Data extracted from a collection
========================================================================
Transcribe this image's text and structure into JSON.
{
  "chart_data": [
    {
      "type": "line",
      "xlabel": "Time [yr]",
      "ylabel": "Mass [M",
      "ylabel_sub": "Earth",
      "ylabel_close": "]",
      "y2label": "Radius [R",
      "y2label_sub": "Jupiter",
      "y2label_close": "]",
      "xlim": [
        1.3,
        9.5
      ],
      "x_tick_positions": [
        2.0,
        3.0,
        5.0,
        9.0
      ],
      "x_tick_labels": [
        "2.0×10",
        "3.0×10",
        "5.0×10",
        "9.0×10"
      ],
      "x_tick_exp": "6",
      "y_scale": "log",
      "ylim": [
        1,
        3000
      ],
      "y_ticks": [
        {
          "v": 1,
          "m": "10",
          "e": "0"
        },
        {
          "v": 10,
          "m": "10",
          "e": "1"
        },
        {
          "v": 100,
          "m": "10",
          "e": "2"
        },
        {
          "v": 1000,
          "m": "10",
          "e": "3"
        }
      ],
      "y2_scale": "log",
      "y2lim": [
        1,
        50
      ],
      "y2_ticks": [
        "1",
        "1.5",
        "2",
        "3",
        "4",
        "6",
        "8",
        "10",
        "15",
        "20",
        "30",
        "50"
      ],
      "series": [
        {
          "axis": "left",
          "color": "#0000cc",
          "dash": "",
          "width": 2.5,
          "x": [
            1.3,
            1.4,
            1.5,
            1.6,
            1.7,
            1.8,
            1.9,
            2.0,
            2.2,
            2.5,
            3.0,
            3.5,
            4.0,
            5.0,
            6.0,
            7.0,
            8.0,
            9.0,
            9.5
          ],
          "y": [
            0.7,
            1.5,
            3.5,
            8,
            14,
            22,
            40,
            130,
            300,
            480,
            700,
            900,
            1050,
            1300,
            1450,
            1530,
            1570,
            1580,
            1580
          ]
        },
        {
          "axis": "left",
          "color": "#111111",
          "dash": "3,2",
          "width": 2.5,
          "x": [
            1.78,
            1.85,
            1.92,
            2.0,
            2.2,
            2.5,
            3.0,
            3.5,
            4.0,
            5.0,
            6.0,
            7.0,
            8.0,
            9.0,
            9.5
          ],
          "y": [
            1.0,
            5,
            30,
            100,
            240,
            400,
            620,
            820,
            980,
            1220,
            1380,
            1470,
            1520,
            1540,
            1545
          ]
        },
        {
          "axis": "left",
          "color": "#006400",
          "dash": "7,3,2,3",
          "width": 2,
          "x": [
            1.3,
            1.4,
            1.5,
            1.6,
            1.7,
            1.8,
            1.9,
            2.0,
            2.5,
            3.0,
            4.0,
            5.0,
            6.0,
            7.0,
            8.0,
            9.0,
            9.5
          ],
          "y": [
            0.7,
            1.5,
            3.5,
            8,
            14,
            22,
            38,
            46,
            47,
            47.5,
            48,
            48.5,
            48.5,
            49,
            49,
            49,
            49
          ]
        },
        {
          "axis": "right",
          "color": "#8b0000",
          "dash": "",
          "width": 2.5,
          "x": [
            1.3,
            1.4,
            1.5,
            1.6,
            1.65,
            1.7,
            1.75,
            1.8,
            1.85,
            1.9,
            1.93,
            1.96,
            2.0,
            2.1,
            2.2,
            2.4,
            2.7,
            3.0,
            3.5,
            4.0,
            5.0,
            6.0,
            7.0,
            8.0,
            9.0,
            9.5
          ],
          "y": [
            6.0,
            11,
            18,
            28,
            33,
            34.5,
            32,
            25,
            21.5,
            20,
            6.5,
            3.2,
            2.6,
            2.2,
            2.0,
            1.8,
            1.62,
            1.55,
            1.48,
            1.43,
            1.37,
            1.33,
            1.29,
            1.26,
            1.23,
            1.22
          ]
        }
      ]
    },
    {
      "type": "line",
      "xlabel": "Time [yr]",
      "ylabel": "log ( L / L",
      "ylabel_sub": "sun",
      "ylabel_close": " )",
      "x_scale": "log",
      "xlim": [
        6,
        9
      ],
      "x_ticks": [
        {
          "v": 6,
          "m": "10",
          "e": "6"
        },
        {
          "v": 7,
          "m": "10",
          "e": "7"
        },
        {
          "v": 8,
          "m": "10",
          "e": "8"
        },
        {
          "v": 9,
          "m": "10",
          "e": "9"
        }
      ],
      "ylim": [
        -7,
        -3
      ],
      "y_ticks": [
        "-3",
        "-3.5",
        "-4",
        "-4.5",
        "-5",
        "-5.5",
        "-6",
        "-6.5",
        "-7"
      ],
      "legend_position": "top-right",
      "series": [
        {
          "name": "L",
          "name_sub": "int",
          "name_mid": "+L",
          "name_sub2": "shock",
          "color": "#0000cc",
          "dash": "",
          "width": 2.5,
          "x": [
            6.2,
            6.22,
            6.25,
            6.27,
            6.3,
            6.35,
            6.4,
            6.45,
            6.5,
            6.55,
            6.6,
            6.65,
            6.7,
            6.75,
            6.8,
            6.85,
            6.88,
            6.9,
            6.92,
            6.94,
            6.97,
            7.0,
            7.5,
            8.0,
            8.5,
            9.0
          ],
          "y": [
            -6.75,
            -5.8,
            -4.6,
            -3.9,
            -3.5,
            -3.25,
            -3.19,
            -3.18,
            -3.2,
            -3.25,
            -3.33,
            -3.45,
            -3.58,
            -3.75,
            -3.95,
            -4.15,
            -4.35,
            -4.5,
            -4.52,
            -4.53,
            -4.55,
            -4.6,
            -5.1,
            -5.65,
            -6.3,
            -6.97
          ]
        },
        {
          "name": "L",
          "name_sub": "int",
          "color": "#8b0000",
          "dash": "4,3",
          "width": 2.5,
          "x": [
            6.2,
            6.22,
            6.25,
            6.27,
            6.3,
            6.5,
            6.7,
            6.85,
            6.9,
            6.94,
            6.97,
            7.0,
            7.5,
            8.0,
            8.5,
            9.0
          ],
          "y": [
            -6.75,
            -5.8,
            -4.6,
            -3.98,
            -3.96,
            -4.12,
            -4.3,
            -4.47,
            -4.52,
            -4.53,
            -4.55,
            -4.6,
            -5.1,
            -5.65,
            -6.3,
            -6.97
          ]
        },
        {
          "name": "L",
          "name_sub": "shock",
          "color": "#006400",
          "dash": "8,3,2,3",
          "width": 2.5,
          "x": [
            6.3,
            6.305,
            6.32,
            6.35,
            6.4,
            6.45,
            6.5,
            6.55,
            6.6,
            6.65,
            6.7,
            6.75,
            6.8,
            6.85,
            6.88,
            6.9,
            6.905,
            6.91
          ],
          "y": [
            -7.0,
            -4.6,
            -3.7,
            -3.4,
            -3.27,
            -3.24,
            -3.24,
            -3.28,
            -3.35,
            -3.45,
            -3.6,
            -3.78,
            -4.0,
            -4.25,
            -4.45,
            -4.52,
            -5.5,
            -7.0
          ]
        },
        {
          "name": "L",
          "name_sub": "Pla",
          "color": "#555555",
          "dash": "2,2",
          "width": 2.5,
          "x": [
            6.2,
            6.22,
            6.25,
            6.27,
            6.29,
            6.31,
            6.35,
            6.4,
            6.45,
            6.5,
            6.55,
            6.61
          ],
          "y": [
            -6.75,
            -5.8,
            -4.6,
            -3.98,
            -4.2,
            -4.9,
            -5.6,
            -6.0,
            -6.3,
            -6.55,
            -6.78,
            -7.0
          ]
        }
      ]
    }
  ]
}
========================================================================
WHAT YOU NEED TO DO
Extract, word for word, each line of the listing above.

RESPONSE TO THIS EXERCISE
Transcribe this image's text and structure into JSON.
{
  "chart_data": [
    {
      "type": "line",
      "xlabel": "Time [yr]",
      "ylabel": "Mass [M",
      "ylabel_sub": "Earth",
      "ylabel_close": "]",
      "y2label": "Radius [R",
      "y2label_sub": "Jupiter",
      "y2label_close": "]",
      "xlim": [
        1.3,
        9.5
      ],
      "x_tick_positions": [
        2.0,
        3.0,
        5.0,
        9.0
      ],
      "x_tick_labels": [
        "2.0×10",
        "3.0×10",
        "5.0×10",
        "9.0×10"
      ],
      "x_tick_exp": "6",
      "y_scale": "log",
      "ylim": [
        1,
        3000
      ],
      "y_ticks": [
        {
          "v": 1,
          "m": "10",
          "e": "0"
        },
        {
          "v": 10,
          "m": "10",
          "e": "1"
        },
        {
          "v": 100,
          "m": "10",
          "e": "2"
        },
        {
          "v": 1000,
          "m": "10",
          "e": "3"
        }
      ],
      "y2_scale": "log",
      "y2lim": [
        1,
        50
      ],
      "y2_ticks": [
        "1",
        "1.5",
        "2",
        "3",
        "4",
        "6",
        "8",
        "10",
        "15",
        "20",
        "30",
        "50"
      ],
      "series": [
        {
          "axis": "left",
          "color": "#0000cc",
          "dash": "",
          "width": 2.5,
          "x": [
            1.3,
            1.4,
            1.5,
            1.6,
            1.7,
            1.8,
            1.9,
            2.0,
            2.2,
            2.5,
            3.0,
            3.5,
            4.0,
            5.0,
            6.0,
            7.0,
            8.0,
            9.0,
            9.5
          ],
          "y": [
            0.7,
            1.5,
            3.5,
            8,
            14,
            22,
            40,
            130,
            300,
            480,
            700,
            900,
            1050,
            1300,
            1450,
            1530,
            1570,
            1580,
            1580
          ]
        },
        {
          "axis": "left",
          "color": "#111111",
          "dash": "3,2",
          "width": 2.5,
          "x": [
            1.78,
            1.85,
            1.92,
            2.0,
            2.2,
            2.5,
            3.0,
            3.5,
            4.0,
            5.0,
            6.0,
            7.0,
            8.0,
            9.0,
            9.5
          ],
          "y": [
            1.0,
            5,
            30,
            100,
            240,
            400,
            620,
            820,
            980,
            1220,
            1380,
            1470,
            1520,
            1540,
            1545
          ]
        },
        {
          "axis": "left",
          "color": "#006400",
          "dash": "7,3,2,3",
          "width": 2,
          "x": [
            1.3,
            1.4,
            1.5,
            1.6,
            1.7,
            1.8,
            1.9,
            2.0,
            2.5,
            3.0,
            4.0,
            5.0,
            6.0,
            7.0,
            8.0,
            9.0,
            9.5
          ],
          "y": [
            0.7,
            1.5,
            3.5,
            8,
            14,
            22,
            38,
            46,
            47,
            47.5,
            48,
            48.5,
            48.5,
            49,
            49,
            49,
            49
          ]
        },
        {
          "axis": "right",
          "color": "#8b0000",
          "dash": "",
          "width": 2.5,
          "x": [
            1.3,
            1.4,
            1.5,
            1.6,
            1.65,
            1.7,
            1.75,
            1.8,
            1.85,
            1.9,
            1.93,
            1.96,
            2.0,
            2.1,
            2.2,
            2.4,
            2.7,
            3.0,
            3.5,
            4.0,
            5.0,
            6.0,
            7.0,
            8.0,
            9.0,
            9.5
          ],
          "y": [
            6.0,
            11,
            18,
            28,
            33,
            34.5,
            32,
            25,
            21.5,
            20,
            6.5,
            3.2,
            2.6,
            2.2,
            2.0,
            1.8,
            1.62,
            1.55,
            1.48,
            1.43,
            1.37,
            1.33,
            1.29,
            1.26,
            1.23,
            1.22
          ]
        }
      ]
    },
    {
      "type": "line",
      "xlabel": "Time [yr]",
      "ylabel": "log ( L / L",
      "ylabel_sub": "sun",
      "ylabel_close": " )",
      "x_scale": "log",
      "xlim": [
        6,
        9
      ],
      "x_ticks": [
        {
          "v": 6,
          "m": "10",
          "e": "6"
        },
        {
          "v": 7,
          "m": "10",
          "e": "7"
        },
        {
          "v": 8,
          "m": "10",
          "e": "8"
        },
        {
          "v": 9,
          "m": "10",
          "e": "9"
        }
      ],
      "ylim": [
        -7,
        -3
      ],
      "y_ticks": [
        "-3",
        "-3.5",
        "-4",
        "-4.5",
        "-5",
        "-5.5",
        "-6",
        "-6.5",
        "-7"
      ],
      "legend_position": "top-right",
      "series": [
        {
          "name": "L",
          "name_sub": "int",
          "name_mid": "+L",
          "name_sub2": "shock",
          "color": "#0000cc",
          "dash": "",
          "width": 2.5,
          "x": [
            6.2,
            6.22,
            6.25,
            6.27,
            6.3,
            6.35,
            6.4,
            6.45,
            6.5,
            6.55,
            6.6,
            6.65,
            6.7,
            6.75,
            6.8,
            6.85,
            6.88,
            6.9,
            6.92,
            6.94,
            6.97,
            7.0,
            7.5,
            8.0,
            8.5,
            9.0
          ],
          "y": [
            -6.75,
            -5.8,
            -4.6,
            -3.9,
            -3.5,
            -3.25,
            -3.19,
            -3.18,
            -3.2,
            -3.25,
            -3.33,
            -3.45,
            -3.58,
            -3.75,
            -3.95,
            -4.15,
            -4.35,
            -4.5,
            -4.52,
            -4.53,
            -4.55,
            -4.6,
            -5.1,
            -5.65,
            -6.3,
            -6.97
          ]
        },
        {
          "name": "L",
          "name_sub": "int",
          "color": "#8b0000",
          "dash": "4,3",
          "width": 2.5,
          "x": [
            6.2,
            6.22,
            6.25,
            6.27,
            6.3,
            6.5,
            6.7,
            6.85,
            6.9,
            6.94,
            6.97,
            7.0,
            7.5,
            8.0,
            8.5,
            9.0
          ],
          "y": [
            -6.75,
            -5.8,
            -4.6,
            -3.98,
            -3.96,
            -4.12,
            -4.3,
            -4.47,
            -4.52,
            -4.53,
            -4.55,
            -4.6,
            -5.1,
            -5.65,
            -6.3,
            -6.97
          ]
        },
        {
          "name": "L",
          "name_sub": "shock",
          "color": "#006400",
          "dash": "8,3,2,3",
          "width": 2.5,
          "x": [
            6.3,
            6.305,
            6.32,
            6.35,
            6.4,
            6.45,
            6.5,
            6.55,
            6.6,
            6.65,
            6.7,
            6.75,
            6.8,
            6.85,
            6.88,
            6.9,
            6.905,
            6.91
          ],
          "y": [
            -7.0,
            -4.6,
            -3.7,
            -3.4,
            -3.27,
            -3.24,
            -3.24,
            -3.28,
            -3.35,
            -3.45,
            -3.6,
            -3.78,
            -4.0,
            -4.25,
            -4.45,
            -4.52,
            -5.5,
            -7.0
          ]
        },
        {
          "name": "L",
          "name_sub": "Pla",
          "color": "#555555",
          "dash": "2,2",
          "width": 2.5,
          "x": [
            6.2,
            6.22,
            6.25,
            6.27,
            6.29,
            6.31,
            6.35,
            6.4,
            6.45,
            6.5,
            6.55,
            6.61
          ],
          "y": [
            -6.75,
            -5.8,
            -4.6,
            -3.98,
            -4.2,
            -4.9,
            -5.6,
            -6.0,
            -6.3,
            -6.55,
            -6.78,
            -7.0
          ]
        }
      ]
    }
  ]
}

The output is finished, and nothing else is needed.